[EXERCISE DESCRIPTION] Set every record down verbatim and omit the pictures.

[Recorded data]
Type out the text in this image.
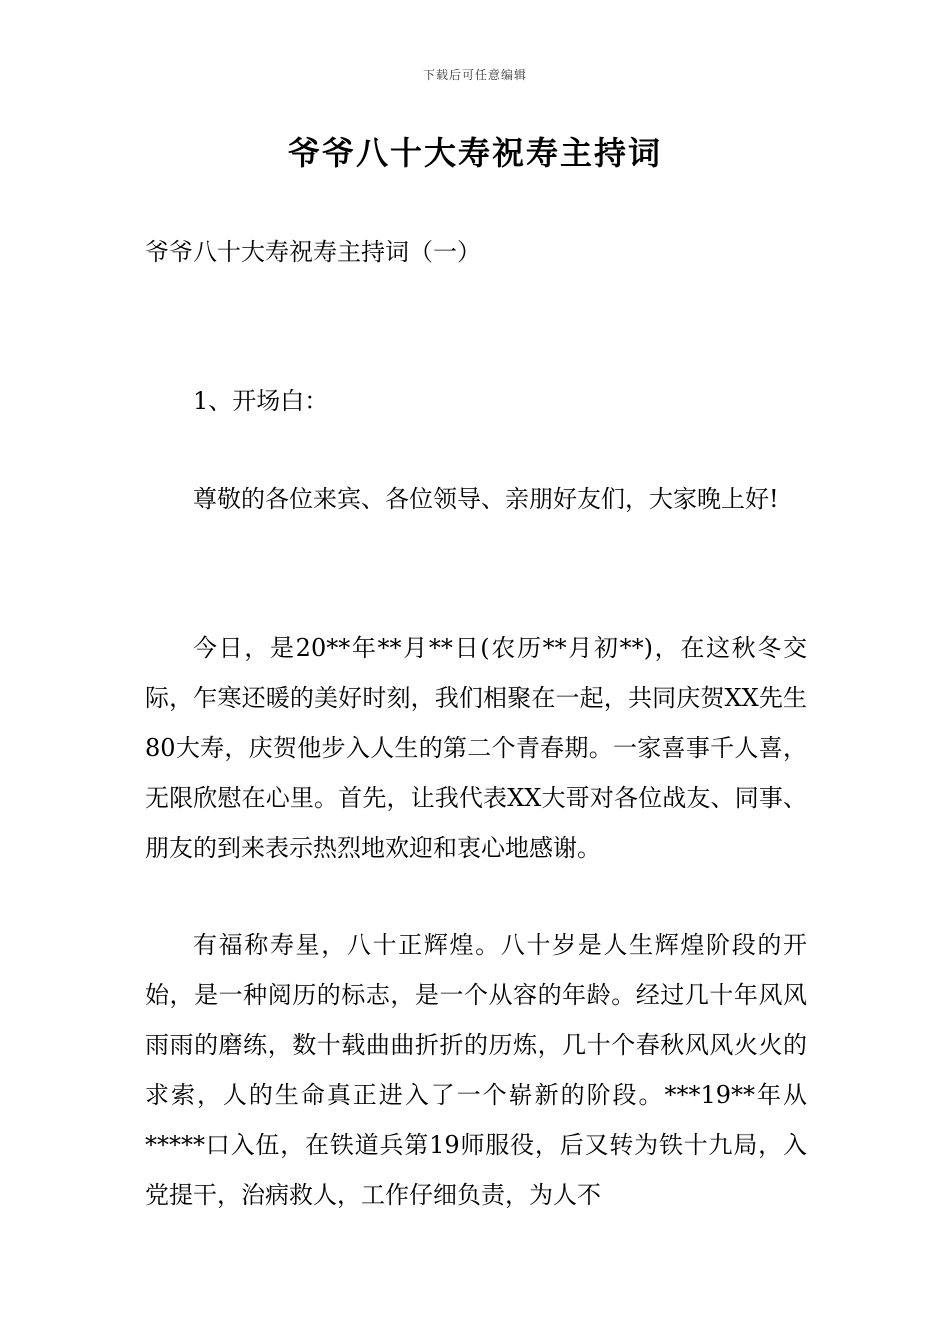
下载后可任意编辑
爷爷八十大寿祝寿主持词
爷爷八十大寿祝寿主持词（一）

1、开场白：

尊敬的各位来宾、各位领导、亲朋好友们，大家晚上好!

今日，是20**年**月**日(农历**月初**)，在这秋冬交际，乍寒还暖的美好时刻，我们相聚在一起，共同庆贺XX先生80大寿，庆贺他步入人生的第二个青春期。一家喜事千人喜，无限欣慰在心里。首先，让我代表XX大哥对各位战友、同事、朋友的到来表示热烈地欢迎和衷心地感谢。

有福称寿星，八十正辉煌。八十岁是人生辉煌阶段的开始，是一种阅历的标志，是一个从容的年龄。经过几十年风风雨雨的磨练，数十载曲曲折折的历炼，几十个春秋风风火火的求索，人的生命真正进入了一个崭新的阶段。***19**年从*****口入伍，在铁道兵第19师服役，后又转为铁十九局，入党提干，治病救人，工作仔细负责，为人不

[FINISHED ANSWER]
Type out the text in this image.
下载后可任意编辑
爷爷八十大寿祝寿主持词
爷爷八十大寿祝寿主持词（一）

1、开场白：

尊敬的各位来宾、各位领导、亲朋好友们，大家晚上好!

今日，是20**年**月**日(农历**月初**)，在这秋冬交际，乍寒还暖的美好时刻，我们相聚在一起，共同庆贺XX先生80大寿，庆贺他步入人生的第二个青春期。一家喜事千人喜，无限欣慰在心里。首先，让我代表XX大哥对各位战友、同事、朋友的到来表示热烈地欢迎和衷心地感谢。

有福称寿星，八十正辉煌。八十岁是人生辉煌阶段的开始，是一种阅历的标志，是一个从容的年龄。经过几十年风风雨雨的磨练，数十载曲曲折折的历炼，几十个春秋风风火火的求索，人的生命真正进入了一个崭新的阶段。***19**年从*****口入伍，在铁道兵第19师服役，后又转为铁十九局，入党提干，治病救人，工作仔细负责，为人不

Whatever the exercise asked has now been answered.